→ Written task: Using the records below, copy out exactly the line that contains "Read this page and output its text content." and every line that follows it, up to and including the last, and no others.

(Extracted records)
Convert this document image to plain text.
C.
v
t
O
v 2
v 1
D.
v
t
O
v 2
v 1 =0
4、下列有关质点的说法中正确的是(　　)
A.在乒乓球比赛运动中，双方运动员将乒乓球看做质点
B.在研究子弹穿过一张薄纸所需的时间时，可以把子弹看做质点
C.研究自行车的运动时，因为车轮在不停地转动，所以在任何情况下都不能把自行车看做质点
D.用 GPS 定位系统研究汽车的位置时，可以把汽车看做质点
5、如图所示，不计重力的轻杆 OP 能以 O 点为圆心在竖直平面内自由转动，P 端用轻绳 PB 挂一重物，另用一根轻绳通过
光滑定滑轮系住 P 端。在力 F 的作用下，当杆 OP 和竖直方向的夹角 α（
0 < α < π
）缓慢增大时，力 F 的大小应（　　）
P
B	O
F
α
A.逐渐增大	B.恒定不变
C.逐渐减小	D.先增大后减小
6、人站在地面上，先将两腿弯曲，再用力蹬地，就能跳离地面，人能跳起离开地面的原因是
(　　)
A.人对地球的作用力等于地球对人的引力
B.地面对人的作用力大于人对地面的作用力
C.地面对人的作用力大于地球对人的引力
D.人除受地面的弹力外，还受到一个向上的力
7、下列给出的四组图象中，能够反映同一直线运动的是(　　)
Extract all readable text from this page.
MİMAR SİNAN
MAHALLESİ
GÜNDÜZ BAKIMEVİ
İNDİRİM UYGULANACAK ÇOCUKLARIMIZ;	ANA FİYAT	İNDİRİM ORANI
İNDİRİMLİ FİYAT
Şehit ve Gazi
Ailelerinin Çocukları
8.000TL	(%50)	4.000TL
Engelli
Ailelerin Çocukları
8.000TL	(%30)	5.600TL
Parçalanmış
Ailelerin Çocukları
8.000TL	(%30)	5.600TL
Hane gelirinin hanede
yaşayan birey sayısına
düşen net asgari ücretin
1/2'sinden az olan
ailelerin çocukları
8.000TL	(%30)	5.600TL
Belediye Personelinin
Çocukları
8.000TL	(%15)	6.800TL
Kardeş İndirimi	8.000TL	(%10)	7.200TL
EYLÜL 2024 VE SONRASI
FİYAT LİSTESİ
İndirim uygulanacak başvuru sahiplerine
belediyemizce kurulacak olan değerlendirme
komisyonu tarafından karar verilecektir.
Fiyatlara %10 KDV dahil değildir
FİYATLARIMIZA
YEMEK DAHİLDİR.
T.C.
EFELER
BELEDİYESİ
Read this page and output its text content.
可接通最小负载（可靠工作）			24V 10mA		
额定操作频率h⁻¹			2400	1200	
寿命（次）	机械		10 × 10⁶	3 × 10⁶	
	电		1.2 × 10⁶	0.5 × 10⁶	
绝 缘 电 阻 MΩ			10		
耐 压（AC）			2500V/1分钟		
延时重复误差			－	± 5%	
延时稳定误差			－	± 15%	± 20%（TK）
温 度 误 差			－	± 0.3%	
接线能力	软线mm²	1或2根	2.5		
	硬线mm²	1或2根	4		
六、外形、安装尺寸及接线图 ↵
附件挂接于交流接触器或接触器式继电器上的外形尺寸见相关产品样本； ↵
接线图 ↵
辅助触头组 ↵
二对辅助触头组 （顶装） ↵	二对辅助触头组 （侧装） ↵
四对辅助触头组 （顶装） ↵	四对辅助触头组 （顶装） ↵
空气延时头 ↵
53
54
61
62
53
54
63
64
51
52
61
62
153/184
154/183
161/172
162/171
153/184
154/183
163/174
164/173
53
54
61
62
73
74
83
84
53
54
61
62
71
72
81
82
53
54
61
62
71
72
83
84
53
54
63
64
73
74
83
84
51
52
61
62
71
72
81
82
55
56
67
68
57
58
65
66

→ Response to the exercise:
Read this page and output its text content.
可接通最小负载（可靠工作）			24V 10mA		
额定操作频率h⁻¹			2400	1200	
寿命（次）	机械		10 × 10⁶	3 × 10⁶	
	电		1.2 × 10⁶	0.5 × 10⁶	
绝 缘 电 阻 MΩ			10		
耐 压（AC）			2500V/1分钟		
延时重复误差			－	± 5%	
延时稳定误差			－	± 15%	± 20%（TK）
温 度 误 差			－	± 0.3%	
接线能力	软线mm²	1或2根	2.5		
	硬线mm²	1或2根	4		
六、外形、安装尺寸及接线图 ↵
附件挂接于交流接触器或接触器式继电器上的外形尺寸见相关产品样本； ↵
接线图 ↵
辅助触头组 ↵
二对辅助触头组 （顶装） ↵	二对辅助触头组 （侧装） ↵
四对辅助触头组 （顶装） ↵	四对辅助触头组 （顶装） ↵
空气延时头 ↵
53
54
61
62
53
54
63
64
51
52
61
62
153/184
154/183
161/172
162/171
153/184
154/183
163/174
164/173
53
54
61
62
73
74
83
84
53
54
61
62
71
72
81
82
53
54
61
62
71
72
83
84
53
54
63
64
73
74
83
84
51
52
61
62
71
72
81
82
55
56
67
68
57
58
65
66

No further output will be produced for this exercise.